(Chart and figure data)
···

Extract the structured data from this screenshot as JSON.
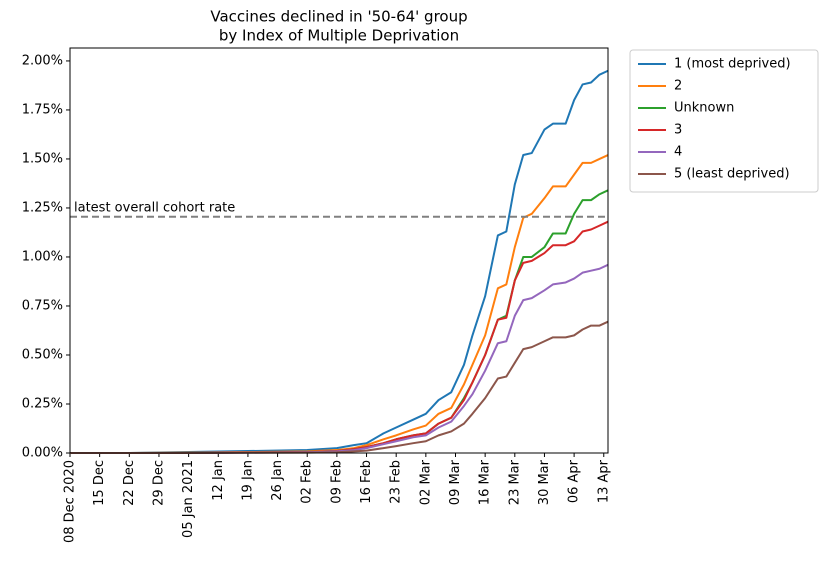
{
  "chart_data": {
    "type": "line",
    "title": "Vaccines declined in '50-64' group",
    "subtitle": "by Index of Multiple Deprivation",
    "x": [
      "2020-12-08",
      "2020-12-22",
      "2021-01-05",
      "2021-01-19",
      "2021-02-02",
      "2021-02-09",
      "2021-02-13",
      "2021-02-16",
      "2021-02-20",
      "2021-02-23",
      "2021-02-27",
      "2021-03-02",
      "2021-03-05",
      "2021-03-08",
      "2021-03-11",
      "2021-03-13",
      "2021-03-16",
      "2021-03-19",
      "2021-03-21",
      "2021-03-23",
      "2021-03-25",
      "2021-03-27",
      "2021-03-30",
      "2021-04-01",
      "2021-04-04",
      "2021-04-06",
      "2021-04-08",
      "2021-04-10",
      "2021-04-12",
      "2021-04-14"
    ],
    "series": [
      {
        "name": "1 (most deprived)",
        "color": "#1f77b4",
        "values": [
          0,
          0,
          0.005,
          0.01,
          0.015,
          0.025,
          0.04,
          0.05,
          0.1,
          0.13,
          0.17,
          0.2,
          0.27,
          0.31,
          0.45,
          0.6,
          0.8,
          1.11,
          1.13,
          1.37,
          1.52,
          1.53,
          1.65,
          1.68,
          1.68,
          1.8,
          1.88,
          1.89,
          1.93,
          1.95
        ]
      },
      {
        "name": "2",
        "color": "#ff7f0e",
        "values": [
          0,
          0,
          0.002,
          0.005,
          0.008,
          0.015,
          0.025,
          0.04,
          0.07,
          0.09,
          0.12,
          0.14,
          0.2,
          0.23,
          0.35,
          0.45,
          0.6,
          0.84,
          0.86,
          1.05,
          1.2,
          1.22,
          1.3,
          1.36,
          1.36,
          1.42,
          1.48,
          1.48,
          1.5,
          1.52
        ]
      },
      {
        "name": "Unknown",
        "color": "#2ca02c",
        "values": [
          0,
          0,
          0,
          0.003,
          0.005,
          0.01,
          0.02,
          0.03,
          0.05,
          0.07,
          0.09,
          0.1,
          0.15,
          0.18,
          0.28,
          0.36,
          0.5,
          0.68,
          0.7,
          0.88,
          1.0,
          1.0,
          1.05,
          1.12,
          1.12,
          1.22,
          1.29,
          1.29,
          1.32,
          1.34
        ]
      },
      {
        "name": "3",
        "color": "#d62728",
        "values": [
          0,
          0,
          0,
          0.003,
          0.005,
          0.01,
          0.02,
          0.03,
          0.05,
          0.07,
          0.09,
          0.1,
          0.15,
          0.18,
          0.27,
          0.36,
          0.5,
          0.68,
          0.69,
          0.88,
          0.97,
          0.98,
          1.02,
          1.06,
          1.06,
          1.08,
          1.13,
          1.14,
          1.16,
          1.18
        ]
      },
      {
        "name": "4",
        "color": "#9467bd",
        "values": [
          0,
          0,
          0,
          0.002,
          0.004,
          0.008,
          0.015,
          0.025,
          0.045,
          0.06,
          0.08,
          0.09,
          0.13,
          0.16,
          0.24,
          0.3,
          0.42,
          0.56,
          0.57,
          0.7,
          0.78,
          0.79,
          0.83,
          0.86,
          0.87,
          0.89,
          0.92,
          0.93,
          0.94,
          0.96
        ]
      },
      {
        "name": "5 (least deprived)",
        "color": "#8c564b",
        "values": [
          0,
          0,
          0,
          0.001,
          0.002,
          0.004,
          0.008,
          0.012,
          0.025,
          0.035,
          0.05,
          0.06,
          0.09,
          0.11,
          0.15,
          0.2,
          0.28,
          0.38,
          0.39,
          0.46,
          0.53,
          0.54,
          0.57,
          0.59,
          0.59,
          0.6,
          0.63,
          0.65,
          0.65,
          0.67
        ]
      }
    ],
    "reference_line": {
      "value": 1.205,
      "label": "latest overall cohort rate",
      "color": "#808080"
    },
    "xlim": [
      "2020-12-08",
      "2021-04-14"
    ],
    "xticks": [
      {
        "value": "2020-12-08",
        "label": "08 Dec 2020"
      },
      {
        "value": "2020-12-15",
        "label": "15 Dec"
      },
      {
        "value": "2020-12-22",
        "label": "22 Dec"
      },
      {
        "value": "2020-12-29",
        "label": "29 Dec"
      },
      {
        "value": "2021-01-05",
        "label": "05 Jan 2021"
      },
      {
        "value": "2021-01-12",
        "label": "12 Jan"
      },
      {
        "value": "2021-01-19",
        "label": "19 Jan"
      },
      {
        "value": "2021-01-26",
        "label": "26 Jan"
      },
      {
        "value": "2021-02-02",
        "label": "02 Feb"
      },
      {
        "value": "2021-02-09",
        "label": "09 Feb"
      },
      {
        "value": "2021-02-16",
        "label": "16 Feb"
      },
      {
        "value": "2021-02-23",
        "label": "23 Feb"
      },
      {
        "value": "2021-03-02",
        "label": "02 Mar"
      },
      {
        "value": "2021-03-09",
        "label": "09 Mar"
      },
      {
        "value": "2021-03-16",
        "label": "16 Mar"
      },
      {
        "value": "2021-03-23",
        "label": "23 Mar"
      },
      {
        "value": "2021-03-30",
        "label": "30 Mar"
      },
      {
        "value": "2021-04-06",
        "label": "06 Apr"
      },
      {
        "value": "2021-04-13",
        "label": "13 Apr"
      }
    ],
    "ylim": [
      0,
      2.066
    ],
    "yticks": [
      {
        "value": 0,
        "label": "0.00%"
      },
      {
        "value": 0.25,
        "label": "0.25%"
      },
      {
        "value": 0.5,
        "label": "0.50%"
      },
      {
        "value": 0.75,
        "label": "0.75%"
      },
      {
        "value": 1,
        "label": "1.00%"
      },
      {
        "value": 1.25,
        "label": "1.25%"
      },
      {
        "value": 1.5,
        "label": "1.50%"
      },
      {
        "value": 1.75,
        "label": "1.75%"
      },
      {
        "value": 2,
        "label": "2.00%"
      }
    ],
    "legend": "outside-right"
  }
}
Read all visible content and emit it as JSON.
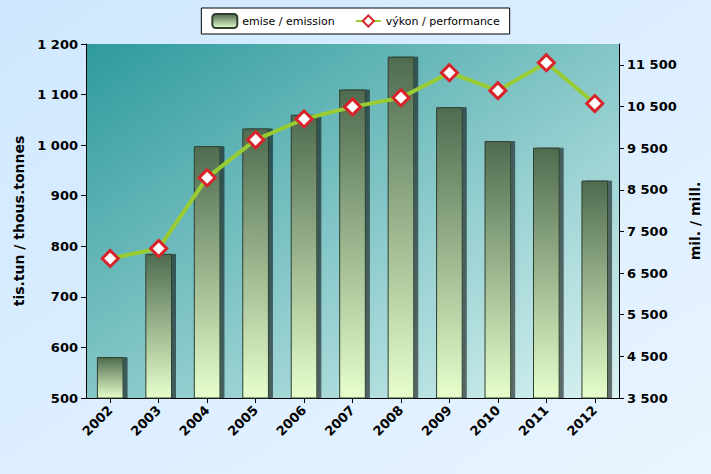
{
  "chart_data": {
    "type": "bar",
    "categories": [
      "2002",
      "2003",
      "2004",
      "2005",
      "2006",
      "2007",
      "2008",
      "2009",
      "2010",
      "2011",
      "2012"
    ],
    "series": [
      {
        "name": "emise / emission",
        "type": "bar",
        "color": "#4f6b4f",
        "values": [
          581,
          785,
          998,
          1033,
          1060,
          1110,
          1175,
          1075,
          1008,
          995,
          930
        ]
      },
      {
        "name": "výkon / performance",
        "type": "line",
        "axis": "y2",
        "color": "#99cc33",
        "marker": "diamond",
        "line_style": "solid",
        "values": [
          6850,
          7090,
          8790,
          9700,
          10200,
          10490,
          10710,
          11310,
          10880,
          11550,
          10570
        ]
      }
    ],
    "y_label": "tis.tun / thous.tonnes",
    "y2_label": "mil. / mill.",
    "ylim": [
      500,
      1200
    ],
    "yticks": [
      500,
      600,
      700,
      800,
      900,
      {
        "value": 1000,
        "label": "1 000"
      },
      {
        "value": 1100,
        "label": "1 100"
      },
      {
        "value": 1200,
        "label": "1 200"
      }
    ],
    "y2lim": [
      3500,
      12000
    ],
    "y2ticks": [
      {
        "value": 3500,
        "label": "3 500"
      },
      {
        "value": 4500,
        "label": "4 500"
      },
      {
        "value": 5500,
        "label": "5 500"
      },
      {
        "value": 6500,
        "label": "6 500"
      },
      {
        "value": 7500,
        "label": "7 500"
      },
      {
        "value": 8500,
        "label": "8 500"
      },
      {
        "value": 9500,
        "label": "9 500"
      },
      {
        "value": 10500,
        "label": "10 500"
      },
      {
        "value": 11500,
        "label": "11 500"
      }
    ],
    "grid": false,
    "legend": "top"
  }
}
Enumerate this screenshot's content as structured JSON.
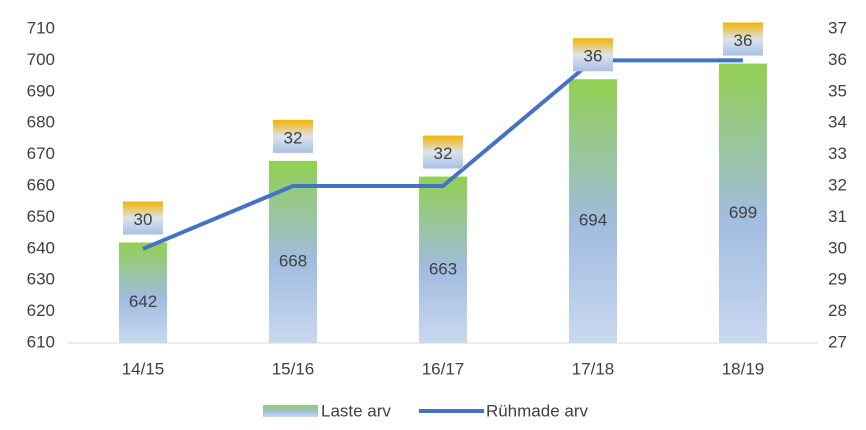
{
  "chart_data": {
    "type": "bar",
    "categories": [
      "14/15",
      "15/16",
      "16/17",
      "17/18",
      "18/19"
    ],
    "series": [
      {
        "name": "Laste arv",
        "type": "bar",
        "color": "#92d050",
        "values": [
          642,
          668,
          663,
          694,
          699
        ]
      },
      {
        "name": "Rühmade arv",
        "type": "line",
        "axis": "y2",
        "color": "#4472c4",
        "values": [
          30,
          32,
          32,
          36,
          36
        ]
      }
    ],
    "ylim": [
      610,
      710
    ],
    "yticks": [
      610,
      620,
      630,
      640,
      650,
      660,
      670,
      680,
      690,
      700,
      710
    ],
    "y2lim": [
      27,
      37
    ],
    "y2ticks": [
      27,
      28,
      29,
      30,
      31,
      32,
      33,
      34,
      35,
      36,
      37
    ],
    "grid": false,
    "legend": "bottom"
  }
}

···

> _Your task_
Show, from the listing above, each line that contains the word "this".

> _Result_
Extract the structured data from this screenshot as JSON.
Enumerate this screenshot's content as structured JSON.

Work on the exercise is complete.